(TEXTO SELECIONADO)

────────────────────────────────────────

“And she was reputed to have been on the set the day
Griffith invented the close-up!”
Francis Scott Fitzgerald, "The Love of the Last
Tycoon"
Sempre tivemos o grande D.W. Griffith histórico,
cheio de ressonâncias míticas e bíblicas, fundador de formas e narrativas mas
constantemente revolucionário, onde na grande aventura de uma arte nova chamada
cinema convocou a grande literatura como a grande pintura para, nunca
esquecendo o passado e as correspondências universais, erguer frescos que só
pela nova imagem em escuro largada podiam fazer sentido pleno; mas também o
pequeno e intimista lírico de “Broken Blossoms” ou “True Heart Susie”, esse do
coração gigantesco e mão terna que no mais singelo dos quartos retribuía aos
seus sofredores e lutadores toda a luz e modelação apreendida num Rembrandt ou
num Edward Hopper, elevando a construção fílmica o mais possível à morfologia
dos seres, criando assim épicos outros do mais cândido humanismo. Mas o que me
vazou desta vez foi a sua derradeira longa-metragem, essa imediatamente a
seguir ao minúsculo e desmesuradamente apaixonado retrato de um homem solitário
chamado Abraham Lincoln, onde prometia tudo alcançar com o recente som e
possibilidades musicais; no entanto, tem que se dizer, a música foi fundamental
na plasticidade e movimento de toda, toda a sua obra. Todas as suas composições
como que bailavam harmonicamente ou em resolutas oposições. Música, pintura, romance
e realidade bruta de uma natureza que entrava incandescente pelas lentes em
fulgurante primeira vez. Galáxia complexíssima onde um filme tão curto como o “The
Country Doctor” de 1909 parece englobar todas as vertentes enunciadas e as
restantes, num cinzelamento e beleza já atordoantes, tornando-se tudo grande demais
para análises deste género. Como escreveu João Bénard da Costa sobre THS: “uma
trama tão ténue que não consente qualquer conversão a qualquer outra arte ”. Inarrumável.

────────────────────────────────────────

(DADOS FORNECIDOS)
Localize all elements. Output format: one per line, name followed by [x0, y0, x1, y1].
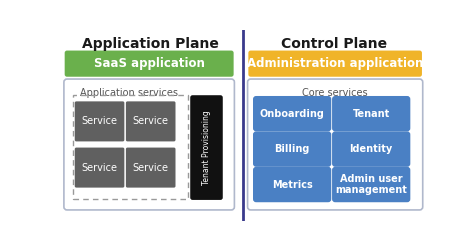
FancyBboxPatch shape — [332, 131, 410, 167]
FancyBboxPatch shape — [126, 101, 175, 141]
Text: Metrics: Metrics — [272, 180, 312, 189]
FancyBboxPatch shape — [332, 167, 410, 202]
Text: Service: Service — [133, 163, 169, 173]
Text: Service: Service — [133, 116, 169, 126]
Text: SaaS application: SaaS application — [94, 57, 205, 70]
Text: Service: Service — [82, 116, 118, 126]
FancyBboxPatch shape — [247, 79, 423, 210]
Text: Administration application: Administration application — [247, 57, 423, 70]
Text: Tenant: Tenant — [353, 109, 390, 119]
FancyBboxPatch shape — [190, 95, 223, 200]
Text: Core services: Core services — [302, 88, 368, 97]
Text: Control Plane: Control Plane — [281, 37, 387, 52]
FancyBboxPatch shape — [253, 167, 331, 202]
Text: Onboarding: Onboarding — [260, 109, 325, 119]
Text: Application Plane: Application Plane — [82, 37, 219, 52]
Text: Identity: Identity — [349, 144, 393, 154]
FancyBboxPatch shape — [75, 148, 124, 187]
FancyBboxPatch shape — [64, 51, 234, 77]
FancyBboxPatch shape — [253, 131, 331, 167]
Text: Billing: Billing — [274, 144, 310, 154]
Text: Tenant Provisioning: Tenant Provisioning — [202, 110, 211, 185]
FancyBboxPatch shape — [332, 96, 410, 131]
FancyBboxPatch shape — [126, 148, 175, 187]
Bar — [73, 95, 188, 199]
FancyBboxPatch shape — [248, 51, 422, 77]
Text: Application services: Application services — [80, 88, 178, 97]
FancyBboxPatch shape — [75, 101, 124, 141]
Text: Service: Service — [82, 163, 118, 173]
FancyBboxPatch shape — [253, 96, 331, 131]
FancyBboxPatch shape — [64, 79, 235, 210]
Text: Admin user
management: Admin user management — [335, 174, 407, 195]
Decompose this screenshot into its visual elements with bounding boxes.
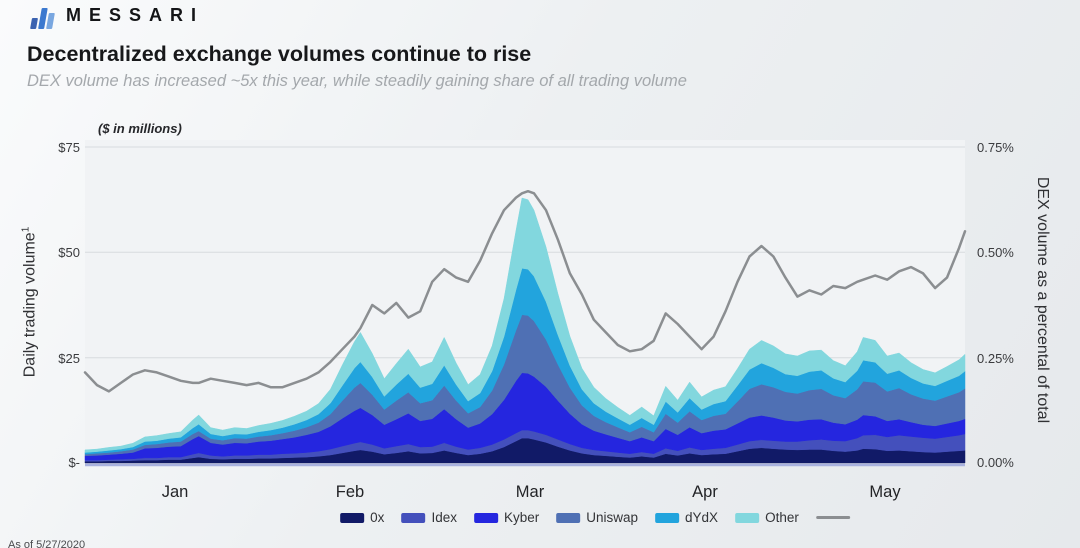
footnote-marker: 1 bbox=[20, 226, 32, 233]
legend-label: Idex bbox=[431, 510, 457, 525]
chart-legend: 0x Idex Kyber Uniswap dYdX Other bbox=[340, 510, 850, 525]
legend-swatch-other bbox=[735, 512, 760, 523]
dex-share-line bbox=[83, 189, 967, 393]
legend-label: Other bbox=[765, 510, 799, 525]
legend-item-dydx: dYdX bbox=[655, 510, 718, 525]
brand-wordmark: MESSARI bbox=[66, 5, 205, 25]
right-tick-050: 0.50% bbox=[977, 245, 1014, 260]
legend-label: Uniswap bbox=[586, 510, 639, 525]
right-tick-075: 0.75% bbox=[977, 140, 1014, 155]
legend-item-kyber: Kyber bbox=[473, 510, 540, 525]
x-label-apr: Apr bbox=[692, 483, 718, 501]
legend-swatch-idex bbox=[401, 512, 426, 523]
legend-item-0x: 0x bbox=[340, 510, 384, 525]
y-axis-right-label: DEX volume as a percental of total bbox=[1034, 176, 1051, 424]
legend-item-other: Other bbox=[735, 510, 799, 525]
legend-swatch-dydx bbox=[655, 512, 680, 523]
right-tick-000: 0.00% bbox=[977, 455, 1014, 470]
logo-bar-left bbox=[30, 18, 38, 29]
left-tick-75: $75 bbox=[58, 140, 80, 155]
left-tick-50: $50 bbox=[58, 245, 80, 260]
as-of-note: As of 5/27/2020 bbox=[8, 539, 86, 548]
legend-item-idex: Idex bbox=[401, 510, 457, 525]
legend-line-swatch bbox=[815, 516, 850, 519]
legend-swatch-kyber bbox=[473, 512, 498, 523]
legend-label: Kyber bbox=[503, 510, 540, 525]
area-other bbox=[84, 197, 966, 453]
legend-label: 0x bbox=[370, 510, 385, 525]
page-subtitle: DEX volume has increased ~5x this year, … bbox=[27, 72, 687, 90]
units-note: ($ in millions) bbox=[98, 121, 182, 136]
x-label-may: May bbox=[869, 483, 901, 501]
left-tick-25: $25 bbox=[58, 351, 80, 366]
x-label-mar: Mar bbox=[515, 483, 545, 501]
legend-swatch-0x bbox=[340, 512, 365, 523]
left-tick-0: $- bbox=[68, 455, 80, 470]
legend-label: dYdX bbox=[685, 510, 719, 525]
messari-logo-icon bbox=[30, 7, 56, 29]
x-label-feb: Feb bbox=[335, 483, 365, 501]
right-tick-025: 0.25% bbox=[977, 351, 1014, 366]
page-title: Decentralized exchange volumes continue … bbox=[27, 42, 532, 66]
legend-item-uniswap: Uniswap bbox=[556, 510, 638, 525]
legend-swatch-uniswap bbox=[556, 512, 581, 523]
x-label-jan: Jan bbox=[161, 483, 189, 501]
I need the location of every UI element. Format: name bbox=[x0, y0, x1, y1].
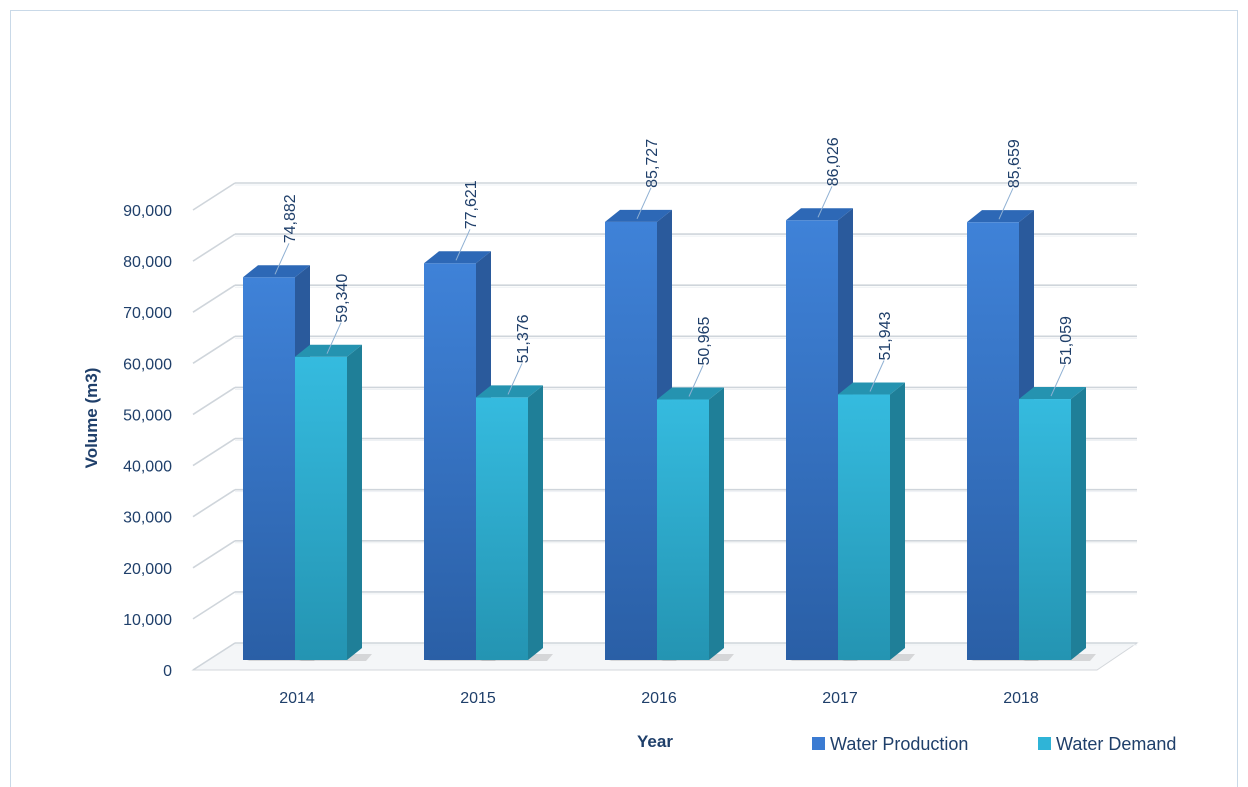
x-tick-label: 2014 bbox=[279, 690, 315, 707]
x-axis: 2014 2015 2016 2017 2018 bbox=[279, 690, 1039, 707]
x-tick-label: 2015 bbox=[460, 690, 496, 707]
bar-water-demand-2014 bbox=[295, 344, 372, 661]
data-label-water-production-2015: 77,621 bbox=[463, 180, 480, 229]
y-tick-label: 80,000 bbox=[123, 254, 172, 271]
data-label-water-production-2018: 85,659 bbox=[1006, 139, 1023, 188]
leader-line bbox=[455, 229, 471, 261]
data-label-water-demand-2014: 59,340 bbox=[334, 274, 351, 323]
x-tick-label: 2018 bbox=[1003, 690, 1039, 707]
leader-line bbox=[869, 360, 885, 392]
bar-water-demand-2016 bbox=[657, 387, 734, 661]
legend-label-water-production: Water Production bbox=[830, 734, 968, 754]
data-label-water-production-2014: 74,882 bbox=[282, 194, 299, 243]
y-tick-label: 40,000 bbox=[123, 459, 172, 476]
y-tick-label: 20,000 bbox=[123, 561, 172, 578]
legend-swatch-water-production bbox=[812, 737, 825, 750]
x-axis-title: Year bbox=[637, 732, 673, 751]
data-label-water-demand-2017: 51,943 bbox=[877, 311, 894, 360]
leader-line bbox=[1050, 364, 1066, 397]
bar-water-demand-2017 bbox=[838, 382, 915, 661]
y-tick-label: 60,000 bbox=[123, 356, 172, 373]
y-axis-title: Volume (m3) bbox=[82, 368, 101, 469]
data-labels: 74,882 59,340 77,621 51,376 85,727 50,965 86,0… bbox=[274, 137, 1075, 397]
y-tick-label: 30,000 bbox=[123, 510, 172, 527]
legend-label-water-demand: Water Demand bbox=[1056, 734, 1176, 754]
data-label-water-demand-2016: 50,965 bbox=[696, 316, 713, 365]
data-label-water-demand-2015: 51,376 bbox=[515, 314, 532, 363]
bars bbox=[243, 208, 1096, 661]
data-label-water-demand-2018: 51,059 bbox=[1058, 316, 1075, 365]
leader-line bbox=[998, 187, 1014, 220]
y-tick-label: 90,000 bbox=[123, 203, 172, 220]
x-tick-label: 2016 bbox=[641, 690, 677, 707]
leader-line bbox=[688, 365, 704, 397]
y-axis: 0 10,000 20,000 30,000 40,000 50,000 60,000 70,… bbox=[123, 203, 172, 680]
gridline bbox=[192, 182, 1137, 211]
data-label-water-production-2016: 85,727 bbox=[644, 139, 661, 188]
y-tick-label: 10,000 bbox=[123, 612, 172, 629]
y-tick-label: 50,000 bbox=[123, 407, 172, 424]
leader-line bbox=[507, 363, 523, 395]
bar-water-demand-2018 bbox=[1019, 387, 1096, 661]
leader-line bbox=[817, 186, 833, 218]
x-tick-label: 2017 bbox=[822, 690, 858, 707]
leader-line bbox=[274, 243, 290, 275]
legend: Water Production Water Demand bbox=[812, 734, 1176, 754]
y-tick-label: 70,000 bbox=[123, 305, 172, 322]
y-tick-label: 0 bbox=[163, 663, 172, 680]
bar-water-demand-2015 bbox=[476, 385, 553, 661]
data-label-water-production-2017: 86,026 bbox=[825, 137, 842, 186]
leader-line bbox=[326, 322, 342, 354]
legend-swatch-water-demand bbox=[1038, 737, 1051, 750]
leader-line bbox=[636, 187, 652, 220]
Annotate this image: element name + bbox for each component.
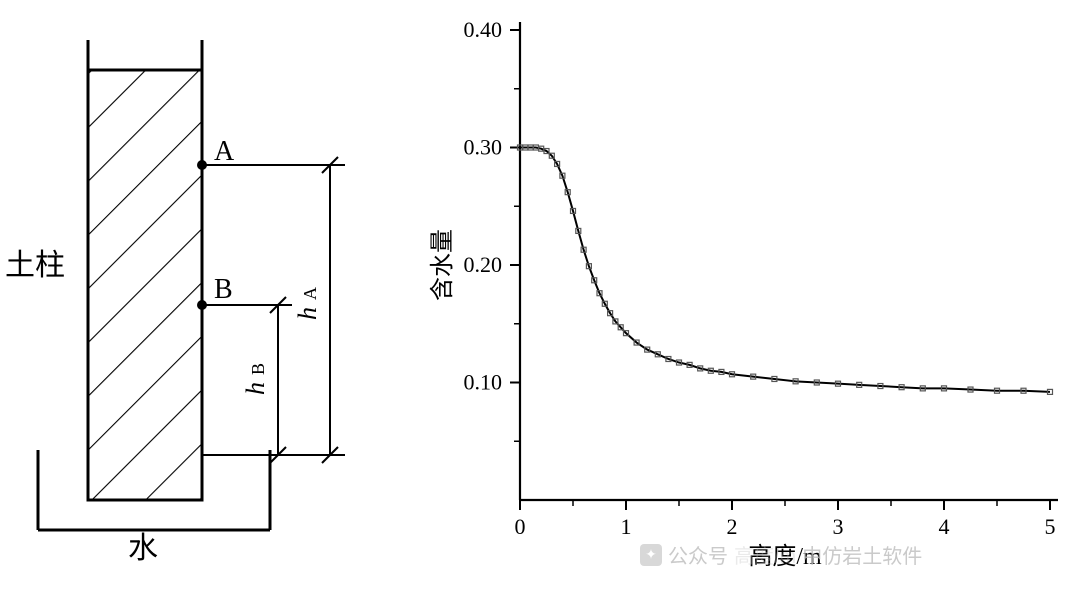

────────────────────────────────────────

(O PEDIDO) Volte a escrever na íntegra o texto sobre Griffith, sem alterar uma única palavra ou sinal.

(EM RESPOSTA)
“And she was reputed to have been on the set the day
Griffith invented the close-up!”
Francis Scott Fitzgerald, "The Love of the Last
Tycoon"
Sempre tivemos o grande D.W. Griffith histórico,
cheio de ressonâncias míticas e bíblicas, fundador de formas e narrativas mas
constantemente revolucionário, onde na grande aventura de uma arte nova chamada
cinema convocou a grande literatura como a grande pintura para, nunca
esquecendo o passado e as correspondências universais, erguer frescos que só
pela nova imagem em escuro largada podiam fazer sentido pleno; mas também o
pequeno e intimista lírico de “Broken Blossoms” ou “True Heart Susie”, esse do
coração gigantesco e mão terna que no mais singelo dos quartos retribuía aos
seus sofredores e lutadores toda a luz e modelação apreendida num Rembrandt ou
num Edward Hopper, elevando a construção fílmica o mais possível à morfologia
dos seres, criando assim épicos outros do mais cândido humanismo. Mas o que me
vazou desta vez foi a sua derradeira longa-metragem, essa imediatamente a
seguir ao minúsculo e desmesuradamente apaixonado retrato de um homem solitário
chamado Abraham Lincoln, onde prometia tudo alcançar com o recente som e
possibilidades musicais; no entanto, tem que se dizer, a música foi fundamental
na plasticidade e movimento de toda, toda a sua obra. Todas as suas composições
como que bailavam harmonicamente ou em resolutas oposições. Música, pintura, romance
e realidade bruta de uma natureza que entrava incandescente pelas lentes em
fulgurante primeira vez. Galáxia complexíssima onde um filme tão curto como o “The
Country Doctor” de 1909 parece englobar todas as vertentes enunciadas e as
restantes, num cinzelamento e beleza já atordoantes, tornando-se tudo grande demais
para análises deste género. Como escreveu João Bénard da Costa sobre THS: “uma
trama tão ténue que não consente qualquer conversão a qualquer outra arte ”. Inarrumável.